## Work required
Every record below should be written out exactly; pictures stay out.

'''

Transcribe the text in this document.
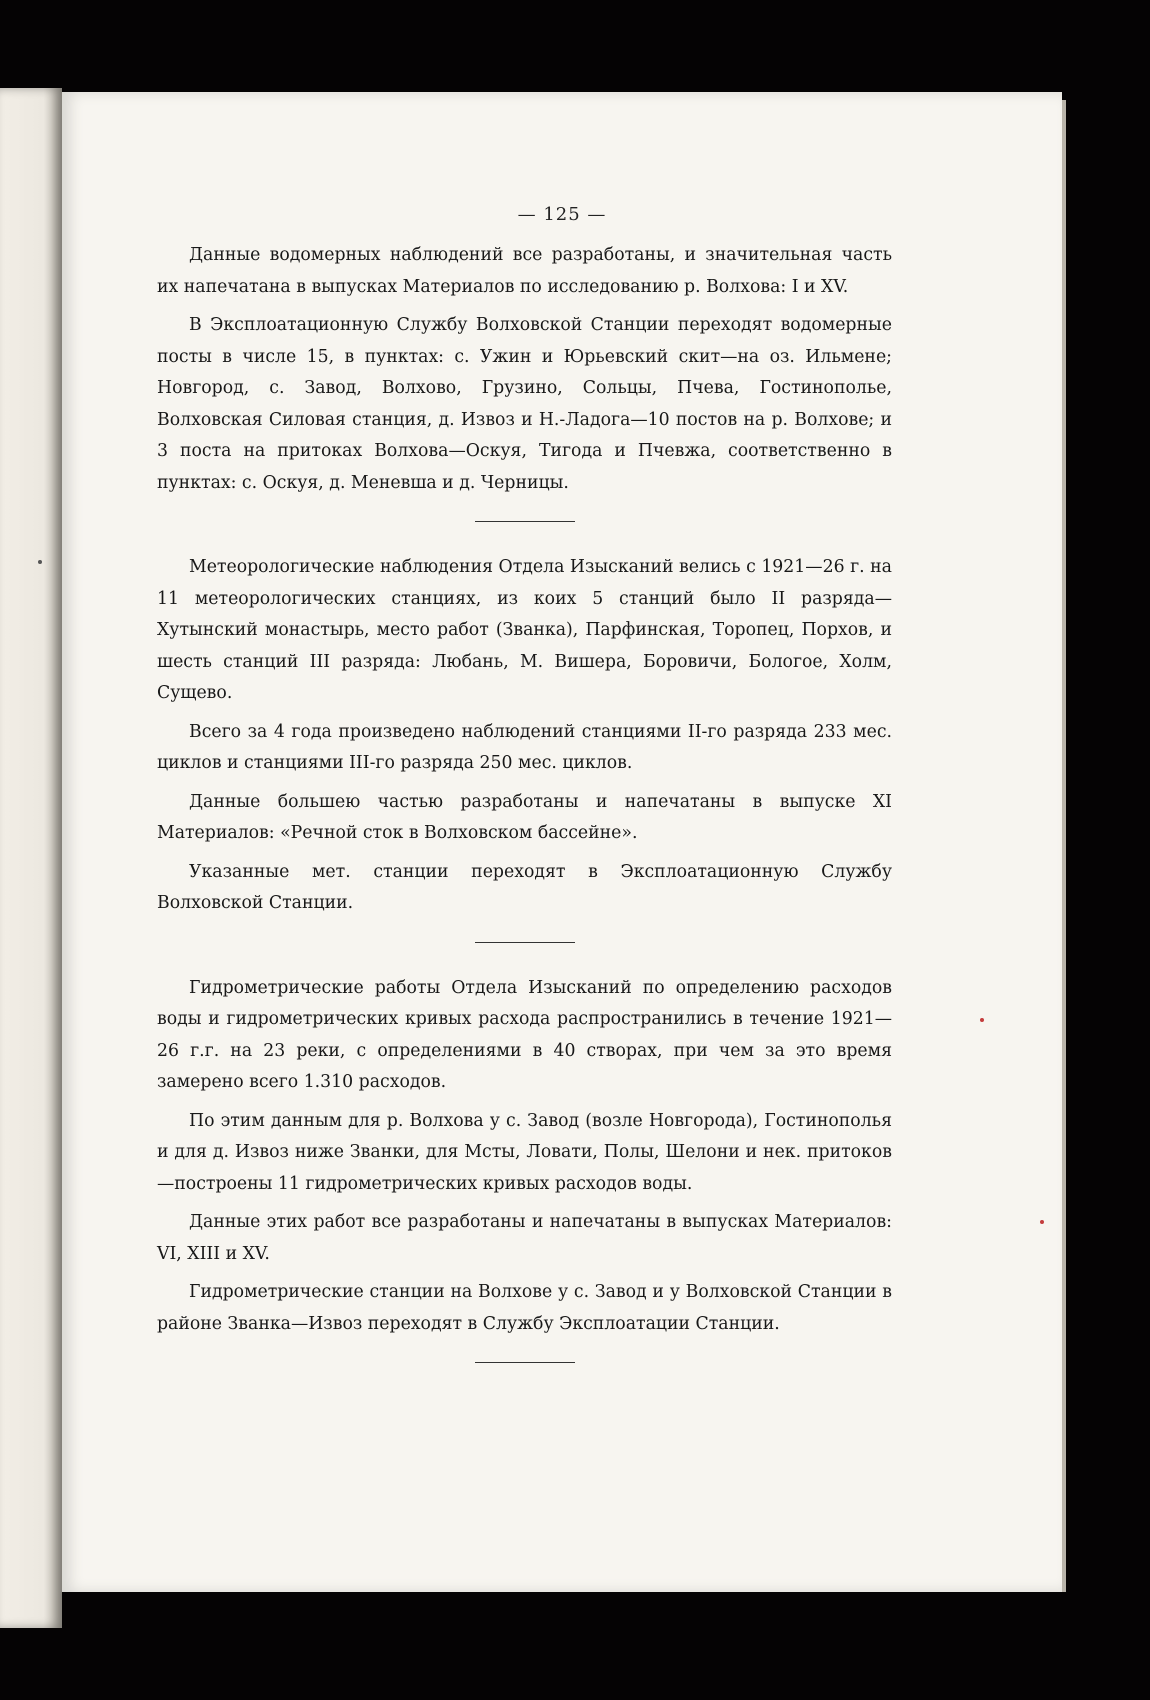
— 125 —

Данные водомерных наблюдений все разработаны, и значительная часть их напечатана в выпусках Материалов по исследованию р. Волхова: I и XV.

В Эксплоатационную Службу Волховской Станции переходят водомерные посты в числе 15, в пунктах: с. Ужин и Юрьевский скит—на оз. Ильмене; Новгород, с. Завод, Волхово, Грузино, Сольцы, Пчева, Гостинополье, Волховская Силовая станция, д. Извоз и Н.-Ладога—10 постов на р. Волхове; и 3 поста на притоках Волхова—Оскуя, Тигода и Пчевжа, соответственно в пунктах: с. Оскуя, д. Меневша и д. Черницы.

Метеорологические наблюдения Отдела Изысканий велись с 1921—26 г. на 11 метеорологических станциях, из коих 5 станций было II разряда—Хутынский монастырь, место работ (Званка), Парфинская, Торопец, Порхов, и шесть станций III разряда: Любань, М. Вишера, Боровичи, Бологое, Холм, Сущево.

Всего за 4 года произведено наблюдений станциями II-го разряда 233 мес. циклов и станциями III-го разряда 250 мес. циклов.

Данные большею частью разработаны и напечатаны в выпуске XI Материалов: «Речной сток в Волховском бассейне».

Указанные мет. станции переходят в Эксплоатационную Службу Волховской Станции.

Гидрометрические работы Отдела Изысканий по определению расходов воды и гидрометрических кривых расхода распространились в течение 1921—26 г.г. на 23 реки, с определениями в 40 створах, при чем за это время замерено всего 1.310 расходов.

По этим данным для р. Волхова у с. Завод (возле Новгорода), Гостинополья и для д. Извоз ниже Званки, для Мсты, Ловати, Полы, Шелони и нек. притоков—построены 11 гидрометрических кривых расходов воды.

Данные этих работ все разработаны и напечатаны в выпусках Материалов: VI, XIII и XV.

Гидрометрические станции на Волхове у с. Завод и у Волховской Станции в районе Званка—Извоз переходят в Службу Эксплоатации Станции.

'''

## Written solution
Transcribe the text in this document.
— 125 —

Данные водомерных наблюдений все разработаны, и значительная часть их напечатана в выпусках Материалов по исследованию р. Волхова: I и XV.

В Эксплоатационную Службу Волховской Станции переходят водомерные посты в числе 15, в пунктах: с. Ужин и Юрьевский скит—на оз. Ильмене; Новгород, с. Завод, Волхово, Грузино, Сольцы, Пчева, Гостинополье, Волховская Силовая станция, д. Извоз и Н.-Ладога—10 постов на р. Волхове; и 3 поста на притоках Волхова—Оскуя, Тигода и Пчевжа, соответственно в пунктах: с. Оскуя, д. Меневша и д. Черницы.

Метеорологические наблюдения Отдела Изысканий велись с 1921—26 г. на 11 метеорологических станциях, из коих 5 станций было II разряда—Хутынский монастырь, место работ (Званка), Парфинская, Торопец, Порхов, и шесть станций III разряда: Любань, М. Вишера, Боровичи, Бологое, Холм, Сущево.

Всего за 4 года произведено наблюдений станциями II-го разряда 233 мес. циклов и станциями III-го разряда 250 мес. циклов.

Данные большею частью разработаны и напечатаны в выпуске XI Материалов: «Речной сток в Волховском бассейне».

Указанные мет. станции переходят в Эксплоатационную Службу Волховской Станции.

Гидрометрические работы Отдела Изысканий по определению расходов воды и гидрометрических кривых расхода распространились в течение 1921—26 г.г. на 23 реки, с определениями в 40 створах, при чем за это время замерено всего 1.310 расходов.

По этим данным для р. Волхова у с. Завод (возле Новгорода), Гостинополья и для д. Извоз ниже Званки, для Мсты, Ловати, Полы, Шелони и нек. притоков—построены 11 гидрометрических кривых расходов воды.

Данные этих работ все разработаны и напечатаны в выпусках Материалов: VI, XIII и XV.

Гидрометрические станции на Волхове у с. Завод и у Волховской Станции в районе Званка—Извоз переходят в Службу Эксплоатации Станции.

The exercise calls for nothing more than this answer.